After reading a few chapters of Sarah Knight's 'The Life-Changing Magic of Not Giving a F**k', I felt inspired to write something a little more personal than the usual beauty post. As someone who suffers from anxiety, I spend the majority of my life worrying and over-thinking things that are completely out of my control. I've tried all sorts of coping mechanisms and medication but the thing that has helped me the most is myself. I'm slowly teaching my mind how to deal with things in better ways, and here are a few things I like to tell myself when I'm in a bad place.
STOP BOTTLING THINGS UP INSIDE
One thing that I'm extremely guilty of is letting things fester inside of me instead of expressing how I feel about something, simply because I'm scared of what the outcome will be. Doing this will only make you feel worse in the long run as not only will it be constantly playing on your mind and effecting your daily life, but it will also get to the point that you can't won't be able to hold it in anymore and you will just explode. I've learnt this from experience and have began teaching myself to talk more because the end result is never as bad as you built it up to be in your head. If I'm going through a bad patch with my anxiety, I tend to shut down and distance myself from people and try dealing with everything on my own which shouldn't be the case. Having friends and loved ones that understand you as a person and know how your brain works can be so helpful as you know you're not going to be judged by telling them how you are feeling at that moment in time.
YOU ONLY HAVE ONE LIFE
As cliché as this sounds, life is too short to waste time doing things you don't want to be doing. Your life is only for you and you have the right to decide what you do with your time. Stop feeling guilty about saying no. If you don't want to do something for any reason, that's your choice. If you're having a bad day and want to stay indoors with minimal contact with the outside world, then you do just that. As Sarah Knight mentioned in her book, stop spending money on the things that aren't making you happiest. If you don't want to go on that night out because you'd rather save your money for something more important, you don't need to feel bad about doing so. There's been so many occasions when I've said yes to something because I've been too worried about hurting someone's feelings or what people will think of me, but it's better to just be honest rather than feeling uncomfortable in a situation and making yourself feel unhappy. You're the most important one in these situations.

* * *

Instructions =
1: In the post about coping with anxiety, which book prompted the writer to write it?
2: Proceed with the post about coping with anxiety, picking up after its final sentence.

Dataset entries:
* * *

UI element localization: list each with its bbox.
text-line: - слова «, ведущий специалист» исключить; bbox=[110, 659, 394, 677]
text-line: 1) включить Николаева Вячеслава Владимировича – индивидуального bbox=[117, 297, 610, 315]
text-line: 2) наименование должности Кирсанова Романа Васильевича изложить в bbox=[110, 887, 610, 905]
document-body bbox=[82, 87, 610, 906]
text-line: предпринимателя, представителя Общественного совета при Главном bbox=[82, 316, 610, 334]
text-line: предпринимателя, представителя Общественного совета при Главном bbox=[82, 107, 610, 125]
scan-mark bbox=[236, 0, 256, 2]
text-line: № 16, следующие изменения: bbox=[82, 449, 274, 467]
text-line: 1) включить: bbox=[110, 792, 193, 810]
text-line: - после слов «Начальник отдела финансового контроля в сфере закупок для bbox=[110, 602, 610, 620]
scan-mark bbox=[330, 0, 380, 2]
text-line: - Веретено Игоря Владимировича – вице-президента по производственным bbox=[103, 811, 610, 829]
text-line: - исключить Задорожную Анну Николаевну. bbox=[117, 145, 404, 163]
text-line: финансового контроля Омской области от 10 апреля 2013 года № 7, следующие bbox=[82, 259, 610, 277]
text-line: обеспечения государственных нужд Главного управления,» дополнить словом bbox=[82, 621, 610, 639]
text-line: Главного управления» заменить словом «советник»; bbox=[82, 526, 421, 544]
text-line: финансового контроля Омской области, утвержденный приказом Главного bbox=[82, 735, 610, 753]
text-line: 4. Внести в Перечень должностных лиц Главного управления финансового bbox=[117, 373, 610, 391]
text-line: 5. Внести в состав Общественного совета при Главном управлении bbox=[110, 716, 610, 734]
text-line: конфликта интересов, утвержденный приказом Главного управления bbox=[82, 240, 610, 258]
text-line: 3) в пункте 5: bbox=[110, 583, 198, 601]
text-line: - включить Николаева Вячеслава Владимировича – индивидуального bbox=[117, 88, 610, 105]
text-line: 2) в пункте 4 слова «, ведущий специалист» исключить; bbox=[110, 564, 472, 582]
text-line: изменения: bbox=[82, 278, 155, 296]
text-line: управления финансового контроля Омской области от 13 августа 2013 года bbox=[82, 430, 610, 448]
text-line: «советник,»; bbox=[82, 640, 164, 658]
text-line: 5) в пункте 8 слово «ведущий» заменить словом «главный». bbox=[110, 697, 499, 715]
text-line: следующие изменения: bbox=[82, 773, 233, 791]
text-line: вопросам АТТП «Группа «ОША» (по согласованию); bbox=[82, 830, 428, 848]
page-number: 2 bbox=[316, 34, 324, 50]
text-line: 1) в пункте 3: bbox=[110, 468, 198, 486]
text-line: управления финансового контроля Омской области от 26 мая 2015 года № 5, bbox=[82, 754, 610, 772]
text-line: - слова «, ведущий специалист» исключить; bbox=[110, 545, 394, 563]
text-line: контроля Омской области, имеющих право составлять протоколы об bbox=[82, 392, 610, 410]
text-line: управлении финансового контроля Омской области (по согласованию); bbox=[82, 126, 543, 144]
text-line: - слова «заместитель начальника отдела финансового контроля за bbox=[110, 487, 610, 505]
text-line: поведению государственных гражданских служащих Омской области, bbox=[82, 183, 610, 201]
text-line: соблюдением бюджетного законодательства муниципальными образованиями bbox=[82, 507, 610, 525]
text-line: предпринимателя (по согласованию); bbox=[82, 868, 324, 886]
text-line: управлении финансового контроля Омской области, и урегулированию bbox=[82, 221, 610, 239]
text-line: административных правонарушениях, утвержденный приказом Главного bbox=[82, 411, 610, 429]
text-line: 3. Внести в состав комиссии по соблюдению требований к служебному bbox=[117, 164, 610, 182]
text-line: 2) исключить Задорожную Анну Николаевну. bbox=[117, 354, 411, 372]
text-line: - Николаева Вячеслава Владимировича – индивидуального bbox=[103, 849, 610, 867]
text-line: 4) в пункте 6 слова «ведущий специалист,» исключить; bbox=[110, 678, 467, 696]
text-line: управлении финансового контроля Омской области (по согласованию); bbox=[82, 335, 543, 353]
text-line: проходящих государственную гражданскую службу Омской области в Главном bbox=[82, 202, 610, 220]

* * *

Activity answers =
1: Sarah Knight's 'The Life-Changing Magic of Not Giving a F**k'.

2:
you cannot change the past, or control the future
Anyone who suffers from anxiety will know just how exhausting it is when you lay in bed wide awake not being able to switch off as you're worrying and overthinking the most minor things. On so many occasions, I've worked myself up by creating scenarios in my head that are very unlikely to ever happen. I'll worry that I've set my alarm to PM instead of AM and have to check it countless amounts of times until I'm satisfied that I'm definitely not going to sleep through and miss work in the morning [it sounds ridiculous when I write it down, but these are the kind of things my brain will focus on]. I'll worry about mistakes that I've made in the past or feel guilty about the way I spoke to someone a week ago when I was stressed about something. It's such a draining process. It's important to teach yourself that life is about making mistakes and you cannot change something that has already happened. Stop letting these things consume you and focus on the things in life that you do have control over.
YOU CAN't PLEASE EVERYONE, SO DON'T TRY TO
I used to spend my life worrying about what people thought of me, but now I couldn't care less. Obviously this comes with exceptions such as family, friends and relationships, but in general, I try not to let those that don't bring anything to my life bother me. Life isn't about pleasing everyone around you. There could be certain things about your personality that one person might hate, but another may absolutely adore. There could be people that can't stand to be around you but others that would do anything to spend time with you. We're not put on this earth to all get on. Just be yourself but be polite with it at the same time and then no-one can say anything. You'll probably find that half of the time you're actually being paranoid and these people aren't actually thinking about you as much as you're thinking about them.
What do you do to stop yourself over-thinking about the things you can't control?